> **STATED TASK**
Your task is to copy the listing exactly, with the pictures left out.

> **EXERCISE INPUTS**
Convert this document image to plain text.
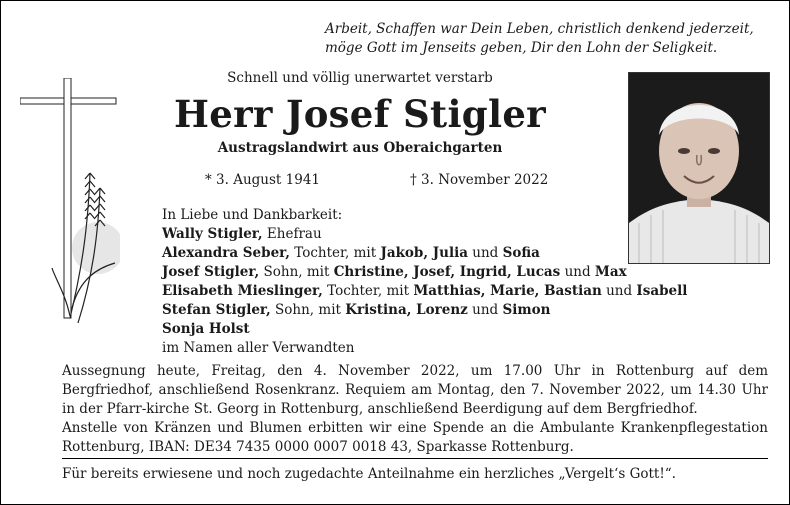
Arbeit, Schaffen war Dein Leben, christlich denkend jederzeit,
möge Gott im Jenseits geben, Dir den Lohn der Seligkeit.
Schnell und völlig unerwartet verstarb
Herr Josef Stigler
Austragslandwirt aus Oberaichgarten
* 3. August 1941	† 3. November 2022
In Liebe und Dankbarkeit:
Wally Stigler, Ehefrau
Alexandra Seber, Tochter, mit Jakob, Julia und Sofia
Josef Stigler, Sohn, mit Christine, Josef, Ingrid, Lucas und Max
Elisabeth Mieslinger, Tochter, mit Matthias, Marie, Bastian und Isabell
Stefan Stigler, Sohn, mit Kristina, Lorenz und Simon
Sonja Holst
im Namen aller Verwandten
Aussegnung heute, Freitag, den 4. November 2022, um 17.00 Uhr in Rottenburg auf dem Bergfriedhof, anschließend Rosenkranz. Requiem am Montag, den 7. November 2022, um 14.30 Uhr in der Pfarr-kirche St. Georg in Rottenburg, anschließend Beerdigung auf dem Bergfriedhof.
Anstelle von Kränzen und Blumen erbitten wir eine Spende an die Ambulante Krankenpflegestation Rottenburg, IBAN: DE34 7435 0000 0007 0018 43, Sparkasse Rottenburg.
Für bereits erwiesene und noch zugedachte Anteilnahme ein herzliches „Vergelt‘s Gott!“.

> **COMPLETE RESPONSE**
Convert this document image to plain text.
Arbeit, Schaffen war Dein Leben, christlich denkend jederzeit,
möge Gott im Jenseits geben, Dir den Lohn der Seligkeit.
Schnell und völlig unerwartet verstarb
Herr Josef Stigler
Austragslandwirt aus Oberaichgarten
* 3. August 1941	† 3. November 2022
In Liebe und Dankbarkeit:
Wally Stigler, Ehefrau
Alexandra Seber, Tochter, mit Jakob, Julia und Sofia
Josef Stigler, Sohn, mit Christine, Josef, Ingrid, Lucas und Max
Elisabeth Mieslinger, Tochter, mit Matthias, Marie, Bastian und Isabell
Stefan Stigler, Sohn, mit Kristina, Lorenz und Simon
Sonja Holst
im Namen aller Verwandten
Aussegnung heute, Freitag, den 4. November 2022, um 17.00 Uhr in Rottenburg auf dem Bergfriedhof, anschließend Rosenkranz. Requiem am Montag, den 7. November 2022, um 14.30 Uhr in der Pfarr-kirche St. Georg in Rottenburg, anschließend Beerdigung auf dem Bergfriedhof.
Anstelle von Kränzen und Blumen erbitten wir eine Spende an die Ambulante Krankenpflegestation Rottenburg, IBAN: DE34 7435 0000 0007 0018 43, Sparkasse Rottenburg.
Für bereits erwiesene und noch zugedachte Anteilnahme ein herzliches „Vergelt‘s Gott!“.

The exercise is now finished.